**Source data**
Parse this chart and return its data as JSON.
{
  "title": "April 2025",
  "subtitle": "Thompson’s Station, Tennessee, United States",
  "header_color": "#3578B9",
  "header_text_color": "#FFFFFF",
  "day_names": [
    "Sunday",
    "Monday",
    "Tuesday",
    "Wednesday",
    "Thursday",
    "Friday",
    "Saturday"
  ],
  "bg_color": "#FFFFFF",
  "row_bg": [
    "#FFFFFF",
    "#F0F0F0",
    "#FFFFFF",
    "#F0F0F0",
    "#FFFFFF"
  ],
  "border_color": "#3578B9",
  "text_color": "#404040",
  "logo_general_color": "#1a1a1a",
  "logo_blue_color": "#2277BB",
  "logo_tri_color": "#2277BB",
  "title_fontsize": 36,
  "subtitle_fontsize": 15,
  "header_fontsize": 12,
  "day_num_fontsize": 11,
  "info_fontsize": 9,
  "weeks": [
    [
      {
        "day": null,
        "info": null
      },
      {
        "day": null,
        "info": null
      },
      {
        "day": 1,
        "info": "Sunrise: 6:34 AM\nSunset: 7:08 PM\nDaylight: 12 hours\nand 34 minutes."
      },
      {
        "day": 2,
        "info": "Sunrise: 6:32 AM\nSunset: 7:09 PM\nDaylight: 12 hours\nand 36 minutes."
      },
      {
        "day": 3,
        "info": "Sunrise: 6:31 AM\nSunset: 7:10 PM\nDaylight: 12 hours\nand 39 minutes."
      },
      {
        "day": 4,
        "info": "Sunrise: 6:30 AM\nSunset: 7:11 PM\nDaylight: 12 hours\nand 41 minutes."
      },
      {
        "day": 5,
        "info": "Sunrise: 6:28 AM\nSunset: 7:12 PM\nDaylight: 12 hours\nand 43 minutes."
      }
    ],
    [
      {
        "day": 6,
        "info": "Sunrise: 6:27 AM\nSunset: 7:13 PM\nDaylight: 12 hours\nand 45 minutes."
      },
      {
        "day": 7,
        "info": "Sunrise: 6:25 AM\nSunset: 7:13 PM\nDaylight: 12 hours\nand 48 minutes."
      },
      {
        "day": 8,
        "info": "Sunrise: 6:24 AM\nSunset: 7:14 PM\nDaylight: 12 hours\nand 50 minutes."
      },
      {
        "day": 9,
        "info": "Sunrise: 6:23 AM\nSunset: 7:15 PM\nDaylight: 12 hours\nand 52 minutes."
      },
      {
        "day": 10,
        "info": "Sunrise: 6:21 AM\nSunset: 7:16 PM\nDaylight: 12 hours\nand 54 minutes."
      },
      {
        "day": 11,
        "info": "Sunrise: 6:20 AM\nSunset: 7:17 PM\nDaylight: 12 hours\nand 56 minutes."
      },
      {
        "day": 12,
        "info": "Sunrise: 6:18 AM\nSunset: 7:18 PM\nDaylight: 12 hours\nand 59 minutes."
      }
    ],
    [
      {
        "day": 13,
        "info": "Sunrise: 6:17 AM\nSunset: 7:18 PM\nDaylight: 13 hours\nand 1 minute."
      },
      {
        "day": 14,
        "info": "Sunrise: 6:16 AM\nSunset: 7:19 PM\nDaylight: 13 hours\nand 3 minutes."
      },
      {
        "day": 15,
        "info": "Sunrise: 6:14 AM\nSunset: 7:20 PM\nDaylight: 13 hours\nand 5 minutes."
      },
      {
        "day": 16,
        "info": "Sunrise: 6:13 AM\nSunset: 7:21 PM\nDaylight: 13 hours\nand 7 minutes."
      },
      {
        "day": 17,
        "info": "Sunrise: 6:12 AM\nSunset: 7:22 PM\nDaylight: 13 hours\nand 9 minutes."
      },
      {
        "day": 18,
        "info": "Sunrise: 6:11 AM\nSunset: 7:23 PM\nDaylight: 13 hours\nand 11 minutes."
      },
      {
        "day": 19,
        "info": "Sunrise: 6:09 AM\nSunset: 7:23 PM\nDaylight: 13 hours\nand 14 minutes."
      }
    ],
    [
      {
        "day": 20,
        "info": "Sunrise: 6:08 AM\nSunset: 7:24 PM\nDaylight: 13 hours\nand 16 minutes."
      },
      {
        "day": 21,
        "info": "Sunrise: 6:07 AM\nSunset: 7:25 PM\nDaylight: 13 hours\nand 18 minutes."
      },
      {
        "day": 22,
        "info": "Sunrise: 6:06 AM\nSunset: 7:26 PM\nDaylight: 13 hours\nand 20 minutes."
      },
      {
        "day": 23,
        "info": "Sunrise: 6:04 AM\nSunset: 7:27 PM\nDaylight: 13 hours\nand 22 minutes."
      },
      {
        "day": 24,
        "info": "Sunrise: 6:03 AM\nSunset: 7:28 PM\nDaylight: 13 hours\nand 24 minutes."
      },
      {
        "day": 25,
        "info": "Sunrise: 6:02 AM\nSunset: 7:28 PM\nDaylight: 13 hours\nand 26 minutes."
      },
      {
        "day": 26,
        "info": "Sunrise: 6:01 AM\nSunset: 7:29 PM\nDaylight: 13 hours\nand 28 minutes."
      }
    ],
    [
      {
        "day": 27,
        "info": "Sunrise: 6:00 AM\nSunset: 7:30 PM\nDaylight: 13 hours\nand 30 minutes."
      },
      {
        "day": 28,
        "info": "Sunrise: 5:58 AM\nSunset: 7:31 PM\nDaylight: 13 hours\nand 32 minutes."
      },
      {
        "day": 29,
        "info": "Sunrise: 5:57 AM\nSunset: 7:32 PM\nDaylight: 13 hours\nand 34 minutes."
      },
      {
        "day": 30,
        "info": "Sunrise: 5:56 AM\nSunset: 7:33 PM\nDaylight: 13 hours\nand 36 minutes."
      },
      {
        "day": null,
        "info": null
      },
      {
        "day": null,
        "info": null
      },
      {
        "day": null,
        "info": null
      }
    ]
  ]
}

**THE TASK**
Filter for "FFFFFF". Return all lines that hold it.

**SOLVED PROBLEM**
  "header_text_color": "#FFFFFF",
  "bg_color": "#FFFFFF",
    "#FFFFFF",
    "#FFFFFF",
    "#FFFFFF"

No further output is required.